======== DATA SUPPLIED
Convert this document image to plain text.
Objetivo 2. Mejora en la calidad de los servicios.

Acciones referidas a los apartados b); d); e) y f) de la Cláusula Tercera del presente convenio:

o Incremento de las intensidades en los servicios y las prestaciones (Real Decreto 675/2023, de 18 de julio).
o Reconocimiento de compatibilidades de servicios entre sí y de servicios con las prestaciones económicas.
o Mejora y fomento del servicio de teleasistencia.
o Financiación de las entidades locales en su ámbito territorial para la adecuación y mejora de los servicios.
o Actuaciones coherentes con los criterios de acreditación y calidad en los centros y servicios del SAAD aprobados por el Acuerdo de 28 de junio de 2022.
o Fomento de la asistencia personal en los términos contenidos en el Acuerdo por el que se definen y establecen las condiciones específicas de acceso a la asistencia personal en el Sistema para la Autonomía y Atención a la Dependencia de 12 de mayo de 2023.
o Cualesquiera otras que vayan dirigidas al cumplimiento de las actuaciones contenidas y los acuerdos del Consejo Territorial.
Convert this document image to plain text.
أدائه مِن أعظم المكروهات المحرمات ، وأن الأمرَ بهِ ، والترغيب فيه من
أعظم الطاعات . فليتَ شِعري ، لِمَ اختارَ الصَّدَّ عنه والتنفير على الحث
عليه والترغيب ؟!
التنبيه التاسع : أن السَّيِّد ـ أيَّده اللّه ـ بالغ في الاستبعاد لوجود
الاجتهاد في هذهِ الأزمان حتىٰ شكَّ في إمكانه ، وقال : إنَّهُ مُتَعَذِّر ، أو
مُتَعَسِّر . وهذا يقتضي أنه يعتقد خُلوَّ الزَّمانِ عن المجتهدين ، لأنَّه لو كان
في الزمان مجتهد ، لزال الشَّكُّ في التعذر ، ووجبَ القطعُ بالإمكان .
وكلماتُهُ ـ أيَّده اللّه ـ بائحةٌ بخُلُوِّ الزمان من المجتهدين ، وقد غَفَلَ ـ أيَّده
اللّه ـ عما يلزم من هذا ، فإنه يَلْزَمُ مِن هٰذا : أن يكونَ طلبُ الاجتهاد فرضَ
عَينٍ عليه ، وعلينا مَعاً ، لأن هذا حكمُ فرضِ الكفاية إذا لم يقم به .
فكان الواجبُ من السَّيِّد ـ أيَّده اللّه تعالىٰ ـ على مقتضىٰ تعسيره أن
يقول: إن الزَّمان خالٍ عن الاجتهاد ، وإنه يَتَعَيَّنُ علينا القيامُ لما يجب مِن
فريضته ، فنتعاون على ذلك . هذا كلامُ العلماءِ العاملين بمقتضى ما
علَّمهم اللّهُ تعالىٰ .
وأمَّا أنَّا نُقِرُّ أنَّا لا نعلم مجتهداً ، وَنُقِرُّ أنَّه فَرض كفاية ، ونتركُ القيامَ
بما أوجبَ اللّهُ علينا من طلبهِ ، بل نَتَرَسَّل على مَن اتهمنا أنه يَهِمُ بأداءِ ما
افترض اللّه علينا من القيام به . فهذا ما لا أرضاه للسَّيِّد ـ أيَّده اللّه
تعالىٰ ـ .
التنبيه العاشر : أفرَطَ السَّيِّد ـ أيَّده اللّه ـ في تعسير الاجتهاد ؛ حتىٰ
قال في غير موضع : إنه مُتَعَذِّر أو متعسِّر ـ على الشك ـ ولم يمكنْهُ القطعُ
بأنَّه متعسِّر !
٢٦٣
================
:: EXERCISE DESCRIPTION ::
Reproduce every record, matching each line exactly.

:: WRITTEN ANSWER ::
Convert this document image to plain text.
Objetivo 2. Mejora en la calidad de los servicios.

Acciones referidas a los apartados b); d); e) y f) de la Cláusula Tercera del presente convenio:

o Incremento de las intensidades en los servicios y las prestaciones (Real Decreto 675/2023, de 18 de julio).
o Reconocimiento de compatibilidades de servicios entre sí y de servicios con las prestaciones económicas.
o Mejora y fomento del servicio de teleasistencia.
o Financiación de las entidades locales en su ámbito territorial para la adecuación y mejora de los servicios.
o Actuaciones coherentes con los criterios de acreditación y calidad en los centros y servicios del SAAD aprobados por el Acuerdo de 28 de junio de 2022.
o Fomento de la asistencia personal en los términos contenidos en el Acuerdo por el que se definen y establecen las condiciones específicas de acceso a la asistencia personal en el Sistema para la Autonomía y Atención a la Dependencia de 12 de mayo de 2023.
o Cualesquiera otras que vayan dirigidas al cumplimiento de las actuaciones contenidas y los acuerdos del Consejo Territorial.
Convert this document image to plain text.
أدائه مِن أعظم المكروهات المحرمات ، وأن الأمرَ بهِ ، والترغيب فيه من
أعظم الطاعات . فليتَ شِعري ، لِمَ اختارَ الصَّدَّ عنه والتنفير على الحث
عليه والترغيب ؟!
التنبيه التاسع : أن السَّيِّد ـ أيَّده اللّه ـ بالغ في الاستبعاد لوجود
الاجتهاد في هذهِ الأزمان حتىٰ شكَّ في إمكانه ، وقال : إنَّهُ مُتَعَذِّر ، أو
مُتَعَسِّر . وهذا يقتضي أنه يعتقد خُلوَّ الزَّمانِ عن المجتهدين ، لأنَّه لو كان
في الزمان مجتهد ، لزال الشَّكُّ في التعذر ، ووجبَ القطعُ بالإمكان .
وكلماتُهُ ـ أيَّده اللّه ـ بائحةٌ بخُلُوِّ الزمان من المجتهدين ، وقد غَفَلَ ـ أيَّده
اللّه ـ عما يلزم من هذا ، فإنه يَلْزَمُ مِن هٰذا : أن يكونَ طلبُ الاجتهاد فرضَ
عَينٍ عليه ، وعلينا مَعاً ، لأن هذا حكمُ فرضِ الكفاية إذا لم يقم به .
فكان الواجبُ من السَّيِّد ـ أيَّده اللّه تعالىٰ ـ على مقتضىٰ تعسيره أن
يقول: إن الزَّمان خالٍ عن الاجتهاد ، وإنه يَتَعَيَّنُ علينا القيامُ لما يجب مِن
فريضته ، فنتعاون على ذلك . هذا كلامُ العلماءِ العاملين بمقتضى ما
علَّمهم اللّهُ تعالىٰ .
وأمَّا أنَّا نُقِرُّ أنَّا لا نعلم مجتهداً ، وَنُقِرُّ أنَّه فَرض كفاية ، ونتركُ القيامَ
بما أوجبَ اللّهُ علينا من طلبهِ ، بل نَتَرَسَّل على مَن اتهمنا أنه يَهِمُ بأداءِ ما
افترض اللّه علينا من القيام به . فهذا ما لا أرضاه للسَّيِّد ـ أيَّده اللّه
تعالىٰ ـ .
التنبيه العاشر : أفرَطَ السَّيِّد ـ أيَّده اللّه ـ في تعسير الاجتهاد ؛ حتىٰ
قال في غير موضع : إنه مُتَعَذِّر أو متعسِّر ـ على الشك ـ ولم يمكنْهُ القطعُ
بأنَّه متعسِّر !
٢٦٣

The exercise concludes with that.